* **Extracted data**
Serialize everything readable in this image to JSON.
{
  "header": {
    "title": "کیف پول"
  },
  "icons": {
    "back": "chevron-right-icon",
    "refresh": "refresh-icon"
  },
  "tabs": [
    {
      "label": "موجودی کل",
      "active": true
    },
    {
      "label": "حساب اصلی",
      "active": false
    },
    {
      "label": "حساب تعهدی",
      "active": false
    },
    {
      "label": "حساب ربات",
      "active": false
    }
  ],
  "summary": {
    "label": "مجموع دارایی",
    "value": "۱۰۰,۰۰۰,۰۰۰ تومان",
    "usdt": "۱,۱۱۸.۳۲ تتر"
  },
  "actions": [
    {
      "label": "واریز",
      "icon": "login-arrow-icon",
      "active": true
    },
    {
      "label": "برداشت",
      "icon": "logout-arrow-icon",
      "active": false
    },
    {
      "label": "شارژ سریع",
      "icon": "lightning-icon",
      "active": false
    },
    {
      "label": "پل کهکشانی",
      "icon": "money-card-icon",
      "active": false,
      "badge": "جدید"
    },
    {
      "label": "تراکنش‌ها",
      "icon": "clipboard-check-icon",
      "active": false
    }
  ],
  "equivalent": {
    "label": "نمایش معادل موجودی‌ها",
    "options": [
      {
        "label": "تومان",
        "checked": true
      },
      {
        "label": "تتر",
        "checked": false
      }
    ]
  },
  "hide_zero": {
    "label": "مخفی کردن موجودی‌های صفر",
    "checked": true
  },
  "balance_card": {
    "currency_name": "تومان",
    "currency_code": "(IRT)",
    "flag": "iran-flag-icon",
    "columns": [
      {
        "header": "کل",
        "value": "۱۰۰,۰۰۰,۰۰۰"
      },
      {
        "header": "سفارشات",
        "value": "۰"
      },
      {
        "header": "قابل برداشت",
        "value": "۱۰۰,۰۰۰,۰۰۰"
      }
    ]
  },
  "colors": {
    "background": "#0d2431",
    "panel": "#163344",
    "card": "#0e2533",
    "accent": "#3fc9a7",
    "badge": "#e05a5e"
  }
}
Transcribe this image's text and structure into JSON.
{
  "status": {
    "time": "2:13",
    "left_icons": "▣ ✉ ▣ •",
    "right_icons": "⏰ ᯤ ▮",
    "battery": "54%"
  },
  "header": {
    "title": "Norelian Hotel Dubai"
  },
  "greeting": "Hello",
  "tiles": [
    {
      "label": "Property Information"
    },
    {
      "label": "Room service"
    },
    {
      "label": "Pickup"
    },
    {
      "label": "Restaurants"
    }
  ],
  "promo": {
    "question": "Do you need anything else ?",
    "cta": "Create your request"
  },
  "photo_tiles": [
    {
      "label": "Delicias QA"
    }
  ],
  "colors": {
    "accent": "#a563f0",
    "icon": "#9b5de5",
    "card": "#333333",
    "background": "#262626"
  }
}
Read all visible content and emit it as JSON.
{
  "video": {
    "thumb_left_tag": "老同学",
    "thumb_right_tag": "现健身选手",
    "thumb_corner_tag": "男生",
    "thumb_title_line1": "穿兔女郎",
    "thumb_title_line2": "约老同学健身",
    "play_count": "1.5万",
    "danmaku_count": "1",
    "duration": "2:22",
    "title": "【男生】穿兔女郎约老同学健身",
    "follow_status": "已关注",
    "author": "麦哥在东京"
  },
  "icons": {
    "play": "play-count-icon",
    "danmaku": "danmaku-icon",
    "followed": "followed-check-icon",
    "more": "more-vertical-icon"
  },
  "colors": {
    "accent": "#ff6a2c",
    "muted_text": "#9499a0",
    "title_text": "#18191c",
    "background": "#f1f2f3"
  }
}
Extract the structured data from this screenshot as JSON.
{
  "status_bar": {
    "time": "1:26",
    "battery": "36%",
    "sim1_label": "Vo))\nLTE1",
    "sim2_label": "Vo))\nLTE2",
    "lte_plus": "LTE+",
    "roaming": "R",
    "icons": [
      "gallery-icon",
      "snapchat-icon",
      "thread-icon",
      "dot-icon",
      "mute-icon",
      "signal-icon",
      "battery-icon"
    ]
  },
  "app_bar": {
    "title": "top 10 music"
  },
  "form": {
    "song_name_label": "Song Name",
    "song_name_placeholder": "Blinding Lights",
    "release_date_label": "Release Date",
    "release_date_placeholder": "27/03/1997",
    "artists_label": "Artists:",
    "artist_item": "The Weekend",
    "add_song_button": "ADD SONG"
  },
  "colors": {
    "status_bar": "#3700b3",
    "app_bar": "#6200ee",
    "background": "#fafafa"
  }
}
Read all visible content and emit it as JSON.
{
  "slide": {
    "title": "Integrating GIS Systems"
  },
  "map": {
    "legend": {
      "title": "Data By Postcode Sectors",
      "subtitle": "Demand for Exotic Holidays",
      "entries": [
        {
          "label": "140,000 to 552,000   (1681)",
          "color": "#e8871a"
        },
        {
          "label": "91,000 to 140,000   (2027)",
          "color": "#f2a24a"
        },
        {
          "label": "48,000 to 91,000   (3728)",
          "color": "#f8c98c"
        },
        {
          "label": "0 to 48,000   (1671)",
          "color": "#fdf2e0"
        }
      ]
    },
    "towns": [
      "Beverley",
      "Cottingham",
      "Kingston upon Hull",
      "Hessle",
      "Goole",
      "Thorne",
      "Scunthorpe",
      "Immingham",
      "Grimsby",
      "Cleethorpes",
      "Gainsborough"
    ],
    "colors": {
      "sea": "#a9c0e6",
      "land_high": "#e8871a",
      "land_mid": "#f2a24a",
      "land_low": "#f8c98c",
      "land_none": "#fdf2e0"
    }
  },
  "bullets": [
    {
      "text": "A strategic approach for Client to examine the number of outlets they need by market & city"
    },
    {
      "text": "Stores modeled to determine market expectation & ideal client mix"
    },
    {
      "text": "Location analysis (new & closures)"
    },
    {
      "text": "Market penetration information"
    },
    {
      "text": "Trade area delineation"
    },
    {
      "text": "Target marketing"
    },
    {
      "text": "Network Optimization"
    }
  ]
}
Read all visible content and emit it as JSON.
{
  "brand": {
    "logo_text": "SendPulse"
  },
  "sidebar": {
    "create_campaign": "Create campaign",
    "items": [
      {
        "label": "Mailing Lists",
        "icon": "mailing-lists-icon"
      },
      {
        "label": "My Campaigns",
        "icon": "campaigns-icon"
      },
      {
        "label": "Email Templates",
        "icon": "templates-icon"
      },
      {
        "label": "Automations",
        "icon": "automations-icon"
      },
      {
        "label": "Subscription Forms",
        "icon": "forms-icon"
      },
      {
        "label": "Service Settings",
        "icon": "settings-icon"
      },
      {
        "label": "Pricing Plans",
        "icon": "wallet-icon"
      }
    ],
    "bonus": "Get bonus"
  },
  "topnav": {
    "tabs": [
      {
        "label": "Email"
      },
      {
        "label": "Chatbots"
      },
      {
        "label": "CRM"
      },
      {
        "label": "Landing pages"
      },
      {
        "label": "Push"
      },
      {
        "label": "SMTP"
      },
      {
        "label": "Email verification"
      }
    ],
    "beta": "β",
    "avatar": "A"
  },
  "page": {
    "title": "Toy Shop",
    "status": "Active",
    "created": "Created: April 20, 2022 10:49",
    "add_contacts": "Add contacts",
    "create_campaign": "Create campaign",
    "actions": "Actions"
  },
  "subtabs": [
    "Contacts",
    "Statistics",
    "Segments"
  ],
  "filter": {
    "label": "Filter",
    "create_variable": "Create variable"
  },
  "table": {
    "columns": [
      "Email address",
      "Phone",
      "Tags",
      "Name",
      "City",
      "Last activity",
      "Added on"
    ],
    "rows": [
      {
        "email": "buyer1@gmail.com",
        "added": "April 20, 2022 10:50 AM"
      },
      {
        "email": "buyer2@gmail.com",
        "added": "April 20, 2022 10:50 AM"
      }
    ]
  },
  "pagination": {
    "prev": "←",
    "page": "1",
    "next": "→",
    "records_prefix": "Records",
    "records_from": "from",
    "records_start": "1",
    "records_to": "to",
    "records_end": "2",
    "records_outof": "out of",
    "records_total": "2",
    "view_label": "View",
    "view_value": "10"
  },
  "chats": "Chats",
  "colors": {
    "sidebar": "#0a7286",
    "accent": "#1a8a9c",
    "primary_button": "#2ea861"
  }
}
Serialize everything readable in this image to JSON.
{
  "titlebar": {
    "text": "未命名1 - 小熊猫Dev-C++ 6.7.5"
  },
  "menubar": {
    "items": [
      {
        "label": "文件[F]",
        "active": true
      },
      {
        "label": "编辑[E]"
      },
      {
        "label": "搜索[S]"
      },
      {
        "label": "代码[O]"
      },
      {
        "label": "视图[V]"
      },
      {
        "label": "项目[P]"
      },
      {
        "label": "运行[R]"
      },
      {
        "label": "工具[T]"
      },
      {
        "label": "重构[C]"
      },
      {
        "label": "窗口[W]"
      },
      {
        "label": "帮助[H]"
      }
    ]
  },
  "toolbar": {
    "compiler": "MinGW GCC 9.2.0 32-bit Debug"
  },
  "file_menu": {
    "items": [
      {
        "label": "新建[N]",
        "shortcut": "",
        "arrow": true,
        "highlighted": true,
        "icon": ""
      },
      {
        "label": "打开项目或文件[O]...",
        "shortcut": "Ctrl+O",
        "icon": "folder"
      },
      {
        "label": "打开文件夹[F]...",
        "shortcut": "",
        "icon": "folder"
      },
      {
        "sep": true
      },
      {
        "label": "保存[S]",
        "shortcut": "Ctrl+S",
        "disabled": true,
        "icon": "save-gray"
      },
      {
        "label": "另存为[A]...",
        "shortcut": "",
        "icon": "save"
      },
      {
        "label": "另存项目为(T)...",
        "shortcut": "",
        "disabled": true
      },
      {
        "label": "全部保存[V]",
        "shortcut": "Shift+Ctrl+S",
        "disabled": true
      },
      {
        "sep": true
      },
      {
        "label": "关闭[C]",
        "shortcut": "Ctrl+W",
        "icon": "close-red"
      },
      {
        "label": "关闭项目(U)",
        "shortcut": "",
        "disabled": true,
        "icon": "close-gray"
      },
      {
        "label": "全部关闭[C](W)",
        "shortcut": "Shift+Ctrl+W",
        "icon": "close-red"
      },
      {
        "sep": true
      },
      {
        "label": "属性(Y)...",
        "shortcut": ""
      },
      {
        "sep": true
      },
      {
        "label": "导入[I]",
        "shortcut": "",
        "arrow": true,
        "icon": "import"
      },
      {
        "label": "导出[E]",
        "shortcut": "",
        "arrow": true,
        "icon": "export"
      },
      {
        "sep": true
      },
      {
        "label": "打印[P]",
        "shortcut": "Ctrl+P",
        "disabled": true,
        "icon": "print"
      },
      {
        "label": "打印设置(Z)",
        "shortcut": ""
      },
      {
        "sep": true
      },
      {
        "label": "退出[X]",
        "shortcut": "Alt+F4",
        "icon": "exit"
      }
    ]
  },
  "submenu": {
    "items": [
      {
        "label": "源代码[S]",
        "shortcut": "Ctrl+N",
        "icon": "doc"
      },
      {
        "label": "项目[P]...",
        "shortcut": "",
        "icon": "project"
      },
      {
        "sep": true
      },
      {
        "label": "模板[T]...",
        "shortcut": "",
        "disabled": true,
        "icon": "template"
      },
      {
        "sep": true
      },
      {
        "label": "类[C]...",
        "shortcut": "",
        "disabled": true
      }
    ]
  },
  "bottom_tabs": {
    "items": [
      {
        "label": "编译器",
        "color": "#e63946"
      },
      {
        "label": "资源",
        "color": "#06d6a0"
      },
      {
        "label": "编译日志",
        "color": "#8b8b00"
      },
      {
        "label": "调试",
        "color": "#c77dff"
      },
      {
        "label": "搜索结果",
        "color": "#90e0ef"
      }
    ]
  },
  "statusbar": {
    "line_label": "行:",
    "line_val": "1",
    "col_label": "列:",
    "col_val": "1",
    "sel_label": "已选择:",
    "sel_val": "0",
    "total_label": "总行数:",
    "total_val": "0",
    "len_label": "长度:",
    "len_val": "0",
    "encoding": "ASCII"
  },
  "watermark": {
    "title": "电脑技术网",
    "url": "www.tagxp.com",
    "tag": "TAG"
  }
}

* **Exercise objective**
Copy the lines from the entries above in which the word "need" appears.

* **Answer in full**
    "question": "Do you need anything else ?",
      "text": "A strategic approach for Client to examine the number of outlets they need by market & city"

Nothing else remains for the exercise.